Below is a listing. Gather each line of it that contains "value".

#####

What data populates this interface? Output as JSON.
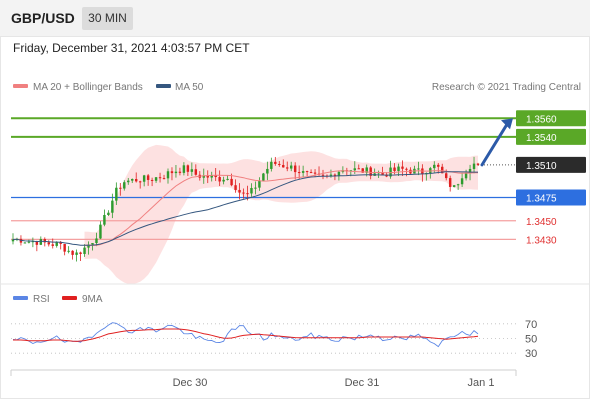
{
  "header": {
    "symbol": "GBP/USD",
    "timeframe": "30 MIN"
  },
  "timestamp": "Friday, December 31, 2021 4:03:57 PM CET",
  "colors": {
    "up_candle": "#2e9b2e",
    "down_candle": "#e02020",
    "resistance": "#5aa827",
    "pivot": "#2d6fe0",
    "support": "#f4a0a0",
    "support_text": "#e03030",
    "bollinger_fill": "#fddcdc",
    "ma20": "#f08080",
    "ma50": "#35577f",
    "rsi": "#5b86e5",
    "rsi_ma": "#e02020",
    "last_price_bg": "#2b2b2b",
    "arrow": "#2c5aa8"
  },
  "chart_data": [
    {
      "type": "candlestick",
      "instrument": "GBP/USD",
      "timeframe": "30 MIN",
      "legend": [
        {
          "label": "MA 20 + Bollinger Bands",
          "color": "#f08080"
        },
        {
          "label": "MA 50",
          "color": "#35577f"
        }
      ],
      "source": "Research © 2021 Trading Central",
      "x_tick_labels": [
        "Dec 30",
        "Dec 31",
        "Jan 1"
      ],
      "ylim": [
        1.3395,
        1.3585
      ],
      "levels": [
        {
          "value": 1.356,
          "label": "1.3560",
          "kind": "resistance"
        },
        {
          "value": 1.354,
          "label": "1.3540",
          "kind": "resistance"
        },
        {
          "value": 1.351,
          "label": "1.3510",
          "kind": "last_price"
        },
        {
          "value": 1.3475,
          "label": "1.3475",
          "kind": "pivot"
        },
        {
          "value": 1.345,
          "label": "1.3450",
          "kind": "support"
        },
        {
          "value": 1.343,
          "label": "1.3430",
          "kind": "support"
        }
      ],
      "anchors": [
        1.343,
        1.343,
        1.3428,
        1.3428,
        1.3426,
        1.3425,
        1.3424,
        1.3418,
        1.3414,
        1.342,
        1.3428,
        1.344,
        1.346,
        1.348,
        1.3492,
        1.3493,
        1.3495,
        1.3494,
        1.3496,
        1.3498,
        1.3502,
        1.3505,
        1.3506,
        1.35,
        1.3498,
        1.3497,
        1.3495,
        1.3497,
        1.349,
        1.3478,
        1.3478,
        1.349,
        1.3504,
        1.3512,
        1.351,
        1.3508,
        1.3505,
        1.35,
        1.3497,
        1.3496,
        1.3497,
        1.3503,
        1.3506,
        1.3505,
        1.3504,
        1.3503,
        1.3502,
        1.35,
        1.3503,
        1.3505,
        1.3505,
        1.3503,
        1.3502,
        1.351,
        1.3506,
        1.3492,
        1.3485,
        1.35,
        1.351,
        1.3512
      ],
      "current_price": 1.351,
      "forecast_arrow": {
        "from": 1.351,
        "to": 1.356
      }
    },
    {
      "type": "line",
      "title": "RSI",
      "legend": [
        {
          "label": "RSI",
          "color": "#5b86e5"
        },
        {
          "label": "9MA",
          "color": "#e02020"
        }
      ],
      "y_tick_labels": [
        "70",
        "50",
        "30"
      ],
      "ylim": [
        18,
        82
      ],
      "rsi_anchors": [
        45,
        50,
        44,
        46,
        48,
        52,
        48,
        44,
        42,
        48,
        55,
        62,
        72,
        68,
        66,
        60,
        62,
        64,
        60,
        66,
        68,
        62,
        58,
        52,
        48,
        46,
        44,
        52,
        62,
        66,
        60,
        54,
        50,
        56,
        52,
        48,
        50,
        52,
        54,
        52,
        50,
        48,
        52,
        50,
        52,
        54,
        55,
        50,
        52,
        48,
        50,
        54,
        52,
        42,
        40,
        50,
        56,
        60,
        58,
        58
      ],
      "ma_anchors": [
        48,
        48,
        47,
        47,
        47,
        48,
        48,
        47,
        46,
        47,
        49,
        52,
        56,
        58,
        60,
        61,
        61,
        62,
        62,
        63,
        63,
        63,
        62,
        60,
        57,
        55,
        52,
        50,
        51,
        54,
        55,
        56,
        55,
        54,
        53,
        52,
        51,
        51,
        51,
        51,
        51,
        51,
        51,
        51,
        51,
        52,
        52,
        52,
        52,
        52,
        52,
        52,
        52,
        51,
        50,
        49,
        50,
        51,
        52,
        53
      ]
    }
  ]
}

#####

## Response below
          "value": 1.356,
          "value": 1.354,
          "value": 1.351,
          "value": 1.3475,
          "value": 1.345,
          "value": 1.343,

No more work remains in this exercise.